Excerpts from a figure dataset
+--

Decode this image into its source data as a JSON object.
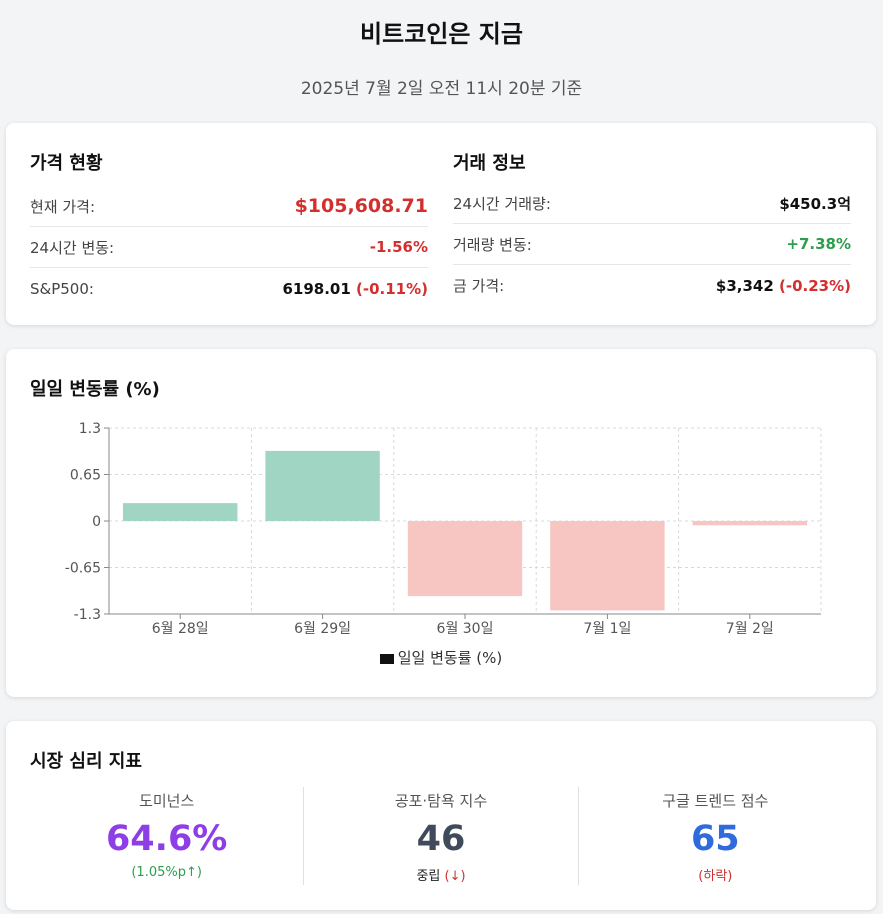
{
  "header": {
    "title": "비트코인은 지금",
    "subtitle": "2025년 7월 2일 오전 11시 20분 기준"
  },
  "price": {
    "title": "가격 현황",
    "rows": [
      {
        "label": "현재 가격:",
        "value": "$105,608.71"
      },
      {
        "label": "24시간 변동:",
        "value": "-1.56%"
      },
      {
        "label": "S&P500:",
        "value": "6198.01",
        "change": "(-0.11%)"
      }
    ]
  },
  "trade": {
    "title": "거래 정보",
    "rows": [
      {
        "label": "24시간 거래량:",
        "value": "$450.3억"
      },
      {
        "label": "거래량 변동:",
        "value": "+7.38%"
      },
      {
        "label": "금 가격:",
        "value": "$3,342",
        "change": "(-0.23%)"
      }
    ]
  },
  "chart_section": {
    "title": "일일 변동률 (%)"
  },
  "chart_data": {
    "type": "bar",
    "categories": [
      "6월 28일",
      "6월 29일",
      "6월 30일",
      "7월 1일",
      "7월 2일"
    ],
    "series": [
      {
        "name": "일일 변동률 (%)",
        "values": [
          0.25,
          0.98,
          -1.05,
          -1.25,
          -0.06
        ]
      }
    ],
    "ylim": [
      -1.3,
      1.3
    ],
    "yticks": [
      "1.3",
      "0.65",
      "0",
      "-0.65",
      "-1.3"
    ],
    "grid": true,
    "legend": "bottom",
    "colors": {
      "positive": "#a0d5c4",
      "negative": "#f7c6c3"
    }
  },
  "sentiment": {
    "title": "시장 심리 지표",
    "metrics": [
      {
        "label": "도미넌스",
        "value": "64.6%",
        "sub": "(1.05%p↑)",
        "color": "#8e3ee6",
        "sub_color": "#2e9d4d"
      },
      {
        "label": "공포·탐욕 지수",
        "value": "46",
        "sub_main": "중립",
        "sub": "(↓)",
        "color": "#3f4b5b",
        "sub_color": "#d32f2f"
      },
      {
        "label": "구글 트렌드 점수",
        "value": "65",
        "sub": "(하락)",
        "color": "#2f6bdd",
        "sub_color": "#d32f2f"
      }
    ]
  }
}
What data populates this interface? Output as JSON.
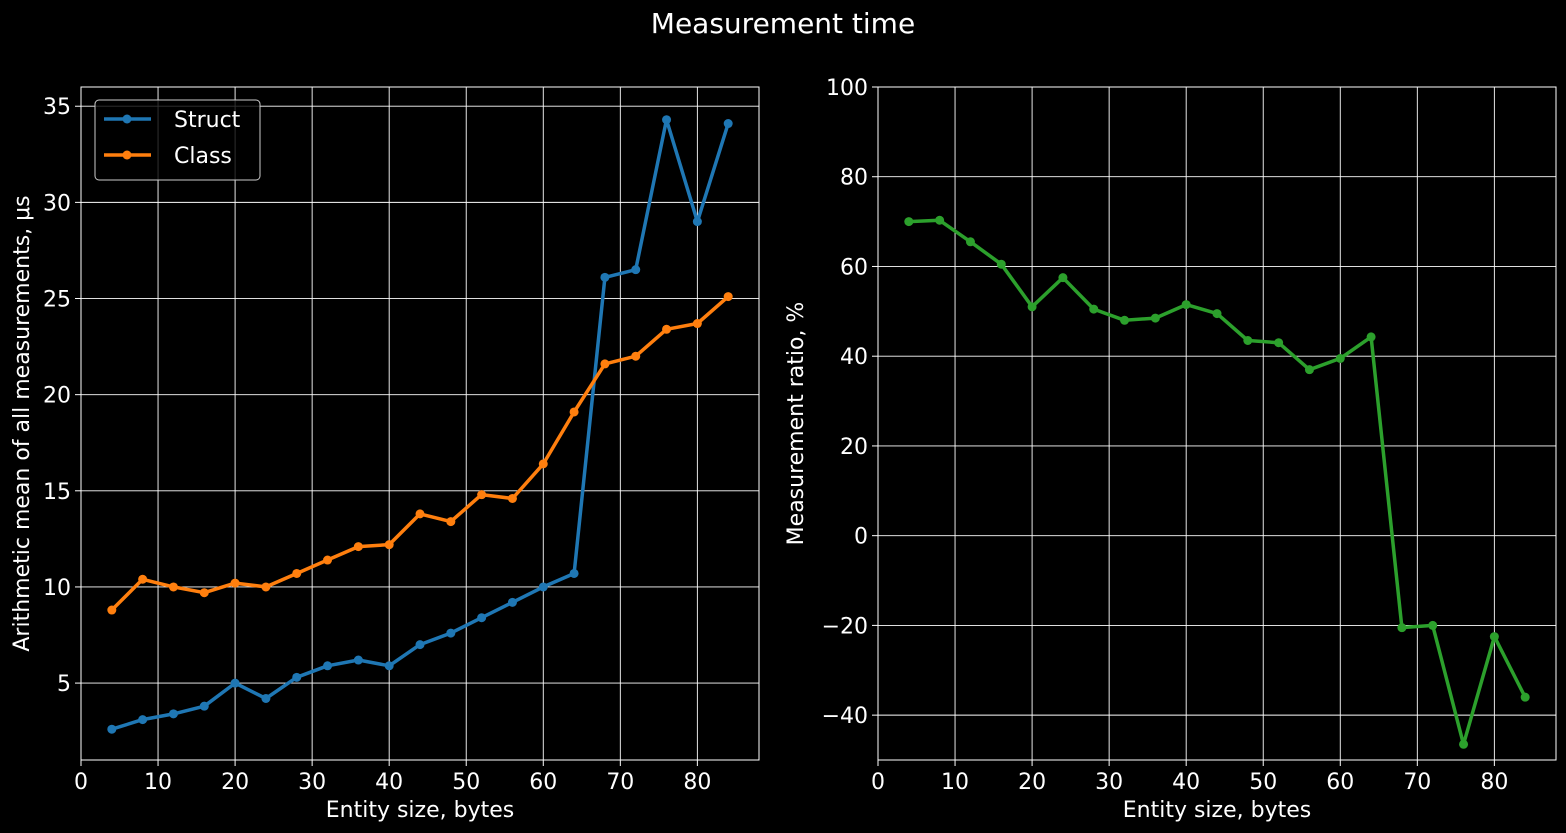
{
  "figure": {
    "title": "Measurement time"
  },
  "chart_data": [
    {
      "type": "line",
      "xlabel": "Entity size, bytes",
      "ylabel": "Arithmetic mean of all measurements, μs",
      "xlim": [
        0,
        88
      ],
      "ylim": [
        1,
        36
      ],
      "xticks": [
        0,
        10,
        20,
        30,
        40,
        50,
        60,
        70,
        80
      ],
      "yticks": [
        5,
        10,
        15,
        20,
        25,
        30,
        35
      ],
      "grid": true,
      "legend": "top-left",
      "x": [
        4,
        8,
        12,
        16,
        20,
        24,
        28,
        32,
        36,
        40,
        44,
        48,
        52,
        56,
        60,
        64,
        68,
        72,
        76,
        80,
        84
      ],
      "series": [
        {
          "name": "Struct",
          "color": "#1f77b4",
          "values": [
            2.6,
            3.1,
            3.4,
            3.8,
            5.0,
            4.2,
            5.3,
            5.9,
            6.2,
            5.9,
            7.0,
            7.6,
            8.4,
            9.2,
            10.0,
            10.7,
            26.1,
            26.5,
            34.3,
            29.0,
            34.1
          ]
        },
        {
          "name": "Class",
          "color": "#ff7f0e",
          "values": [
            8.8,
            10.4,
            10.0,
            9.7,
            10.2,
            10.0,
            10.7,
            11.4,
            12.1,
            12.2,
            13.8,
            13.4,
            14.8,
            14.6,
            16.4,
            19.1,
            21.6,
            22.0,
            23.4,
            23.7,
            25.1
          ]
        }
      ]
    },
    {
      "type": "line",
      "xlabel": "Entity size, bytes",
      "ylabel": "Measurement ratio, %",
      "xlim": [
        0,
        88
      ],
      "ylim": [
        -50,
        100
      ],
      "xticks": [
        0,
        10,
        20,
        30,
        40,
        50,
        60,
        70,
        80
      ],
      "yticks": [
        -40,
        -20,
        0,
        20,
        40,
        60,
        80,
        100
      ],
      "grid": true,
      "x": [
        4,
        8,
        12,
        16,
        20,
        24,
        28,
        32,
        36,
        40,
        44,
        48,
        52,
        56,
        60,
        64,
        68,
        72,
        76,
        80,
        84
      ],
      "series": [
        {
          "color": "#2ca02c",
          "values": [
            70,
            70.3,
            65.5,
            60.5,
            51,
            57.5,
            50.5,
            48,
            48.5,
            51.5,
            49.5,
            43.5,
            43,
            37,
            39.5,
            44.3,
            -20.5,
            -20,
            -46.5,
            -22.5,
            -36
          ]
        }
      ]
    }
  ]
}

+--

Each record above should come back exactly the same, only without its pictures.

▸ RESPONSE TO THIS TASK
Decode this image into its source data as a JSON object.
{
  "header": {
    "title": "비트코인은 지금",
    "subtitle": "2025년 7월 2일 오전 11시 20분 기준"
  },
  "price": {
    "title": "가격 현황",
    "rows": [
      {
        "label": "현재 가격:",
        "value": "$105,608.71"
      },
      {
        "label": "24시간 변동:",
        "value": "-1.56%"
      },
      {
        "label": "S&P500:",
        "value": "6198.01",
        "change": "(-0.11%)"
      }
    ]
  },
  "trade": {
    "title": "거래 정보",
    "rows": [
      {
        "label": "24시간 거래량:",
        "value": "$450.3억"
      },
      {
        "label": "거래량 변동:",
        "value": "+7.38%"
      },
      {
        "label": "금 가격:",
        "value": "$3,342",
        "change": "(-0.23%)"
      }
    ]
  },
  "chart_section": {
    "title": "일일 변동률 (%)"
  },
  "chart_data": {
    "type": "bar",
    "categories": [
      "6월 28일",
      "6월 29일",
      "6월 30일",
      "7월 1일",
      "7월 2일"
    ],
    "series": [
      {
        "name": "일일 변동률 (%)",
        "values": [
          0.25,
          0.98,
          -1.05,
          -1.25,
          -0.06
        ]
      }
    ],
    "ylim": [
      -1.3,
      1.3
    ],
    "yticks": [
      "1.3",
      "0.65",
      "0",
      "-0.65",
      "-1.3"
    ],
    "grid": true,
    "legend": "bottom",
    "colors": {
      "positive": "#a0d5c4",
      "negative": "#f7c6c3"
    }
  },
  "sentiment": {
    "title": "시장 심리 지표",
    "metrics": [
      {
        "label": "도미넌스",
        "value": "64.6%",
        "sub": "(1.05%p↑)",
        "color": "#8e3ee6",
        "sub_color": "#2e9d4d"
      },
      {
        "label": "공포·탐욕 지수",
        "value": "46",
        "sub_main": "중립",
        "sub": "(↓)",
        "color": "#3f4b5b",
        "sub_color": "#d32f2f"
      },
      {
        "label": "구글 트렌드 점수",
        "value": "65",
        "sub": "(하락)",
        "color": "#2f6bdd",
        "sub_color": "#d32f2f"
      }
    ]
  }
}
What data populates this interface? Output as JSON.
{
  "figure": {
    "title": "Measurement time"
  },
  "chart_data": [
    {
      "type": "line",
      "xlabel": "Entity size, bytes",
      "ylabel": "Arithmetic mean of all measurements, μs",
      "xlim": [
        0,
        88
      ],
      "ylim": [
        1,
        36
      ],
      "xticks": [
        0,
        10,
        20,
        30,
        40,
        50,
        60,
        70,
        80
      ],
      "yticks": [
        5,
        10,
        15,
        20,
        25,
        30,
        35
      ],
      "grid": true,
      "legend": "top-left",
      "x": [
        4,
        8,
        12,
        16,
        20,
        24,
        28,
        32,
        36,
        40,
        44,
        48,
        52,
        56,
        60,
        64,
        68,
        72,
        76,
        80,
        84
      ],
      "series": [
        {
          "name": "Struct",
          "color": "#1f77b4",
          "values": [
            2.6,
            3.1,
            3.4,
            3.8,
            5.0,
            4.2,
            5.3,
            5.9,
            6.2,
            5.9,
            7.0,
            7.6,
            8.4,
            9.2,
            10.0,
            10.7,
            26.1,
            26.5,
            34.3,
            29.0,
            34.1
          ]
        },
        {
          "name": "Class",
          "color": "#ff7f0e",
          "values": [
            8.8,
            10.4,
            10.0,
            9.7,
            10.2,
            10.0,
            10.7,
            11.4,
            12.1,
            12.2,
            13.8,
            13.4,
            14.8,
            14.6,
            16.4,
            19.1,
            21.6,
            22.0,
            23.4,
            23.7,
            25.1
          ]
        }
      ]
    },
    {
      "type": "line",
      "xlabel": "Entity size, bytes",
      "ylabel": "Measurement ratio, %",
      "xlim": [
        0,
        88
      ],
      "ylim": [
        -50,
        100
      ],
      "xticks": [
        0,
        10,
        20,
        30,
        40,
        50,
        60,
        70,
        80
      ],
      "yticks": [
        -40,
        -20,
        0,
        20,
        40,
        60,
        80,
        100
      ],
      "grid": true,
      "x": [
        4,
        8,
        12,
        16,
        20,
        24,
        28,
        32,
        36,
        40,
        44,
        48,
        52,
        56,
        60,
        64,
        68,
        72,
        76,
        80,
        84
      ],
      "series": [
        {
          "color": "#2ca02c",
          "values": [
            70,
            70.3,
            65.5,
            60.5,
            51,
            57.5,
            50.5,
            48,
            48.5,
            51.5,
            49.5,
            43.5,
            43,
            37,
            39.5,
            44.3,
            -20.5,
            -20,
            -46.5,
            -22.5,
            -36
          ]
        }
      ]
    }
  ]
}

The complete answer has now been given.